== DIRECTIVE ==
All of the material below is to be retyped exactly.

Excerpts from a figure dataset:

** START **

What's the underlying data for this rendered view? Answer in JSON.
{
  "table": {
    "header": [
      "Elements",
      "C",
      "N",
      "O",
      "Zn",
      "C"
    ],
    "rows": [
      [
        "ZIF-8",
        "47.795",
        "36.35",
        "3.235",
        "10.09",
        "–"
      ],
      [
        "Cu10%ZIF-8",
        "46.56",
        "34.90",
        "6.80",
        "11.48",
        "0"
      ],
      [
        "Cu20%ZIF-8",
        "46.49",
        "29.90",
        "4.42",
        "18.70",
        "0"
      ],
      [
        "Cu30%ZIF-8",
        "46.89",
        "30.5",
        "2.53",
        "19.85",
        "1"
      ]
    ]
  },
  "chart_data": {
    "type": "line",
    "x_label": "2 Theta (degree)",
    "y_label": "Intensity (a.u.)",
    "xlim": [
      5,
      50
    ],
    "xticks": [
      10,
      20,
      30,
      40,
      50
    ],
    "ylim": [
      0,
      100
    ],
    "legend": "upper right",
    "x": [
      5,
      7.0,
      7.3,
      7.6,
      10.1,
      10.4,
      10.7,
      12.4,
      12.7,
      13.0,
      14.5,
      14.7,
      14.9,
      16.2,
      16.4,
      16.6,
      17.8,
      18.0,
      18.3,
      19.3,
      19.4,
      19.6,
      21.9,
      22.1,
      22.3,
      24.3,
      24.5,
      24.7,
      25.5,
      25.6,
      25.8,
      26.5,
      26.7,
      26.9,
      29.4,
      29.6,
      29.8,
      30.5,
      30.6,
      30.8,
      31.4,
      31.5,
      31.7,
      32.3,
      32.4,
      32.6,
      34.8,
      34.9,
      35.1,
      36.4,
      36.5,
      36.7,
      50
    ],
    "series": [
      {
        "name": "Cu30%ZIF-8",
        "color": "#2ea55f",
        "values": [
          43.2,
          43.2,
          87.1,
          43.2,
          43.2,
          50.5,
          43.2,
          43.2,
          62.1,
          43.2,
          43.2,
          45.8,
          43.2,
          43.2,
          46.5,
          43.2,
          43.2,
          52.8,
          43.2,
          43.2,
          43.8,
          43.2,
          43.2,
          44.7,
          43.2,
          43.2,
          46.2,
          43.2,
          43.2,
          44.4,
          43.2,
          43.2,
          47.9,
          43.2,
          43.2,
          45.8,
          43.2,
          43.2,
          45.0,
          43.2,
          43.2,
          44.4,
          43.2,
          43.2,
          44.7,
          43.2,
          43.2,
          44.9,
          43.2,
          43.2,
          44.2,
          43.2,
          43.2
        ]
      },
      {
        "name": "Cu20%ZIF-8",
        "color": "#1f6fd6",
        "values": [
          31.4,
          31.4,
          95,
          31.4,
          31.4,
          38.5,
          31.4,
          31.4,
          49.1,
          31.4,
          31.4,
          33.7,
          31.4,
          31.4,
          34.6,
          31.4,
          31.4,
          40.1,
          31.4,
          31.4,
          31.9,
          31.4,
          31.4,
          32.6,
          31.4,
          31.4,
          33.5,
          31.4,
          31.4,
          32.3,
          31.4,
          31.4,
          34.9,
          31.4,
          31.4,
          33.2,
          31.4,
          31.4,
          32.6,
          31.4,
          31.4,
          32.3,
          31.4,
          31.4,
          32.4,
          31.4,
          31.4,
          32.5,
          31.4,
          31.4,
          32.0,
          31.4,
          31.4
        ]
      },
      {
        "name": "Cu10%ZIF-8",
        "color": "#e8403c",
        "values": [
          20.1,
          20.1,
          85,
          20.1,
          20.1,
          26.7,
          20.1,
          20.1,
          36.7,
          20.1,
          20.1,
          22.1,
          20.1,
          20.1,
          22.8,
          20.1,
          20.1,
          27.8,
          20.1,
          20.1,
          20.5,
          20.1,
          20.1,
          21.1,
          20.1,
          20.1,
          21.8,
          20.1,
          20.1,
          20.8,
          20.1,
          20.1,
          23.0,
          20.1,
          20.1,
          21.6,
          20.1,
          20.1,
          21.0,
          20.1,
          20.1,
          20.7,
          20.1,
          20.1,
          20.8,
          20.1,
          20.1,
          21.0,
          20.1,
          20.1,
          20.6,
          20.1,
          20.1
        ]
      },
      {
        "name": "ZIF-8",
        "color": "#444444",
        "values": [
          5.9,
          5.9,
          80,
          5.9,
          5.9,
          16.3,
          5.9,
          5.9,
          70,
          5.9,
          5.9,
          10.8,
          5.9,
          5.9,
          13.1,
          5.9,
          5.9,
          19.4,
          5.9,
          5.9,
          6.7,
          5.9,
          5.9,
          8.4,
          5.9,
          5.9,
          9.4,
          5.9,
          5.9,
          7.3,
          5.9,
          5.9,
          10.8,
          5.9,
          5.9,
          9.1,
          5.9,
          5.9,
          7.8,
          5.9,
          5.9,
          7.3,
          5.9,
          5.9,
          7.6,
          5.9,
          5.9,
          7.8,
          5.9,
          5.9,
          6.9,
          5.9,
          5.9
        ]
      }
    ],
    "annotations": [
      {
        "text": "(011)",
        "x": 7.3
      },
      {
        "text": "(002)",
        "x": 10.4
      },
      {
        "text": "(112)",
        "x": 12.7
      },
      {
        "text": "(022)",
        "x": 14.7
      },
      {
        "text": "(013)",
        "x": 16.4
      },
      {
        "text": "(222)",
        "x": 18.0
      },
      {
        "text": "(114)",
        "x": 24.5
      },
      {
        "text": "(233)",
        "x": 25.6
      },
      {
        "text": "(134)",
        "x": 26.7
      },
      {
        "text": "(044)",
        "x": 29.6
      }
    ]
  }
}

** END **

== REPLY TO THE TASK ==
What's the underlying data for this rendered view? Answer in JSON.
{
  "table": {
    "header": [
      "Elements",
      "C",
      "N",
      "O",
      "Zn",
      "C"
    ],
    "rows": [
      [
        "ZIF-8",
        "47.795",
        "36.35",
        "3.235",
        "10.09",
        "–"
      ],
      [
        "Cu10%ZIF-8",
        "46.56",
        "34.90",
        "6.80",
        "11.48",
        "0"
      ],
      [
        "Cu20%ZIF-8",
        "46.49",
        "29.90",
        "4.42",
        "18.70",
        "0"
      ],
      [
        "Cu30%ZIF-8",
        "46.89",
        "30.5",
        "2.53",
        "19.85",
        "1"
      ]
    ]
  },
  "chart_data": {
    "type": "line",
    "x_label": "2 Theta (degree)",
    "y_label": "Intensity (a.u.)",
    "xlim": [
      5,
      50
    ],
    "xticks": [
      10,
      20,
      30,
      40,
      50
    ],
    "ylim": [
      0,
      100
    ],
    "legend": "upper right",
    "x": [
      5,
      7.0,
      7.3,
      7.6,
      10.1,
      10.4,
      10.7,
      12.4,
      12.7,
      13.0,
      14.5,
      14.7,
      14.9,
      16.2,
      16.4,
      16.6,
      17.8,
      18.0,
      18.3,
      19.3,
      19.4,
      19.6,
      21.9,
      22.1,
      22.3,
      24.3,
      24.5,
      24.7,
      25.5,
      25.6,
      25.8,
      26.5,
      26.7,
      26.9,
      29.4,
      29.6,
      29.8,
      30.5,
      30.6,
      30.8,
      31.4,
      31.5,
      31.7,
      32.3,
      32.4,
      32.6,
      34.8,
      34.9,
      35.1,
      36.4,
      36.5,
      36.7,
      50
    ],
    "series": [
      {
        "name": "Cu30%ZIF-8",
        "color": "#2ea55f",
        "values": [
          43.2,
          43.2,
          87.1,
          43.2,
          43.2,
          50.5,
          43.2,
          43.2,
          62.1,
          43.2,
          43.2,
          45.8,
          43.2,
          43.2,
          46.5,
          43.2,
          43.2,
          52.8,
          43.2,
          43.2,
          43.8,
          43.2,
          43.2,
          44.7,
          43.2,
          43.2,
          46.2,
          43.2,
          43.2,
          44.4,
          43.2,
          43.2,
          47.9,
          43.2,
          43.2,
          45.8,
          43.2,
          43.2,
          45.0,
          43.2,
          43.2,
          44.4,
          43.2,
          43.2,
          44.7,
          43.2,
          43.2,
          44.9,
          43.2,
          43.2,
          44.2,
          43.2,
          43.2
        ]
      },
      {
        "name": "Cu20%ZIF-8",
        "color": "#1f6fd6",
        "values": [
          31.4,
          31.4,
          95,
          31.4,
          31.4,
          38.5,
          31.4,
          31.4,
          49.1,
          31.4,
          31.4,
          33.7,
          31.4,
          31.4,
          34.6,
          31.4,
          31.4,
          40.1,
          31.4,
          31.4,
          31.9,
          31.4,
          31.4,
          32.6,
          31.4,
          31.4,
          33.5,
          31.4,
          31.4,
          32.3,
          31.4,
          31.4,
          34.9,
          31.4,
          31.4,
          33.2,
          31.4,
          31.4,
          32.6,
          31.4,
          31.4,
          32.3,
          31.4,
          31.4,
          32.4,
          31.4,
          31.4,
          32.5,
          31.4,
          31.4,
          32.0,
          31.4,
          31.4
        ]
      },
      {
        "name": "Cu10%ZIF-8",
        "color": "#e8403c",
        "values": [
          20.1,
          20.1,
          85,
          20.1,
          20.1,
          26.7,
          20.1,
          20.1,
          36.7,
          20.1,
          20.1,
          22.1,
          20.1,
          20.1,
          22.8,
          20.1,
          20.1,
          27.8,
          20.1,
          20.1,
          20.5,
          20.1,
          20.1,
          21.1,
          20.1,
          20.1,
          21.8,
          20.1,
          20.1,
          20.8,
          20.1,
          20.1,
          23.0,
          20.1,
          20.1,
          21.6,
          20.1,
          20.1,
          21.0,
          20.1,
          20.1,
          20.7,
          20.1,
          20.1,
          20.8,
          20.1,
          20.1,
          21.0,
          20.1,
          20.1,
          20.6,
          20.1,
          20.1
        ]
      },
      {
        "name": "ZIF-8",
        "color": "#444444",
        "values": [
          5.9,
          5.9,
          80,
          5.9,
          5.9,
          16.3,
          5.9,
          5.9,
          70,
          5.9,
          5.9,
          10.8,
          5.9,
          5.9,
          13.1,
          5.9,
          5.9,
          19.4,
          5.9,
          5.9,
          6.7,
          5.9,
          5.9,
          8.4,
          5.9,
          5.9,
          9.4,
          5.9,
          5.9,
          7.3,
          5.9,
          5.9,
          10.8,
          5.9,
          5.9,
          9.1,
          5.9,
          5.9,
          7.8,
          5.9,
          5.9,
          7.3,
          5.9,
          5.9,
          7.6,
          5.9,
          5.9,
          7.8,
          5.9,
          5.9,
          6.9,
          5.9,
          5.9
        ]
      }
    ],
    "annotations": [
      {
        "text": "(011)",
        "x": 7.3
      },
      {
        "text": "(002)",
        "x": 10.4
      },
      {
        "text": "(112)",
        "x": 12.7
      },
      {
        "text": "(022)",
        "x": 14.7
      },
      {
        "text": "(013)",
        "x": 16.4
      },
      {
        "text": "(222)",
        "x": 18.0
      },
      {
        "text": "(114)",
        "x": 24.5
      },
      {
        "text": "(233)",
        "x": 25.6
      },
      {
        "text": "(134)",
        "x": 26.7
      },
      {
        "text": "(044)",
        "x": 29.6
      }
    ]
  }
}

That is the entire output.